Instructions to follow » Where the string "this" occurs in the material below, report the whole line.

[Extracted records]
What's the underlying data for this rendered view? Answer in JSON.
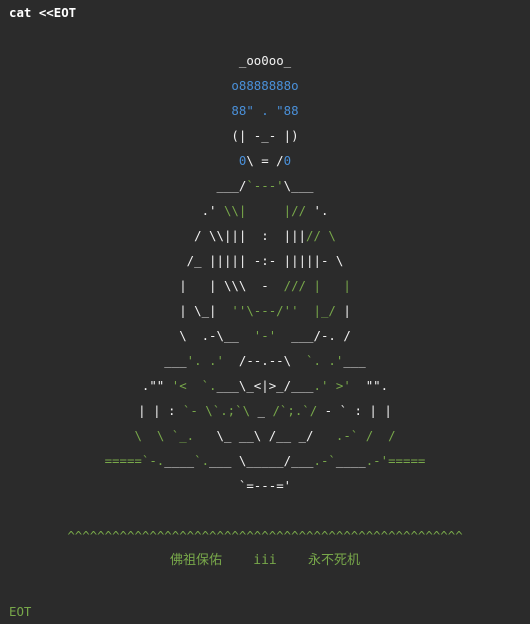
{
  "terminal": {
    "command": "cat <<EOT",
    "end_marker": "EOT",
    "banner": "^^^^^^^^^^^^^^^^^^^^^^^^^^^^^^^^^^^^^^^^^^^^^^^^^^^^^",
    "blessing": "佛祖保佑    iii    永不死机",
    "art_lines": [
      [
        [
          "w",
          "_oo0oo_"
        ]
      ],
      [
        [
          "b",
          "o8888888o"
        ]
      ],
      [
        [
          "b",
          "88\" . \"88"
        ]
      ],
      [
        [
          "w",
          "(| -_- |)"
        ]
      ],
      [
        [
          "b",
          "0"
        ],
        [
          "w",
          "\\ = /"
        ],
        [
          "b",
          "0"
        ]
      ],
      [
        [
          "w",
          "___/"
        ],
        [
          "g",
          "`---'"
        ],
        [
          "w",
          "\\___"
        ]
      ],
      [
        [
          "w",
          ".' "
        ],
        [
          "g",
          "\\\\|     |//"
        ],
        [
          "w",
          " '."
        ]
      ],
      [
        [
          "w",
          "/ \\\\||| "
        ],
        [
          "w",
          " :  "
        ],
        [
          "w",
          "|||"
        ],
        [
          "g",
          "// \\"
        ]
      ],
      [
        [
          "w",
          "/_ ||||| -:- |||||- \\"
        ]
      ],
      [
        [
          "w",
          "|   | \\\\\\  -  "
        ],
        [
          "g",
          "/// |   |"
        ]
      ],
      [
        [
          "w",
          "| \\_|  "
        ],
        [
          "g",
          "''\\---/''"
        ],
        [
          "w",
          "  "
        ],
        [
          "g",
          "|_/"
        ],
        [
          "w",
          " |"
        ]
      ],
      [
        [
          "w",
          "\\  .-\\__  "
        ],
        [
          "g",
          "'-'"
        ],
        [
          "w",
          "  ___/-. /"
        ]
      ],
      [
        [
          "w",
          "___"
        ],
        [
          "g",
          "'. .'"
        ],
        [
          "w",
          "  /--.--\\  "
        ],
        [
          "g",
          "`. .'"
        ],
        [
          "w",
          "___"
        ]
      ],
      [
        [
          "w",
          ".\"\" "
        ],
        [
          "g",
          "'<  `."
        ],
        [
          "w",
          "___\\_<|>_/___"
        ],
        [
          "g",
          ".' >'"
        ],
        [
          "w",
          "  \"\"."
        ]
      ],
      [
        [
          "w",
          "| | : "
        ],
        [
          "g",
          "`- \\`.;`\\"
        ],
        [
          "w",
          " _ "
        ],
        [
          "g",
          "/`;.`/"
        ],
        [
          "w",
          " - ` : | |"
        ]
      ],
      [
        [
          "g",
          "\\  \\ `_.   "
        ],
        [
          "w",
          "\\_ __\\ /__ _/"
        ],
        [
          "g",
          "   .-` /  /"
        ]
      ],
      [
        [
          "g",
          "=====`-."
        ],
        [
          "w",
          "____"
        ],
        [
          "g",
          "`."
        ],
        [
          "w",
          "___ \\_____/___"
        ],
        [
          "g",
          ".-`"
        ],
        [
          "w",
          "____"
        ],
        [
          "g",
          ".-'====="
        ]
      ],
      [
        [
          "w",
          "`=---='"
        ]
      ]
    ]
  },
  "colors": {
    "background": "#2b2b2b",
    "white": "#f2f2f2",
    "blue": "#4a90d9",
    "green": "#78a84a"
  }
}
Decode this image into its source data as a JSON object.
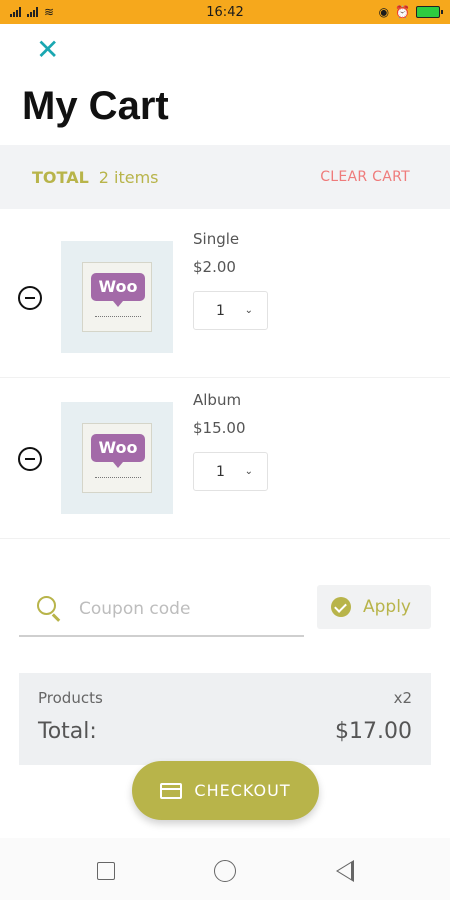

Answer in full »
What's the underlying data for this rendered view? Answer in JSON.
Decode this image into its source data as a JSON object.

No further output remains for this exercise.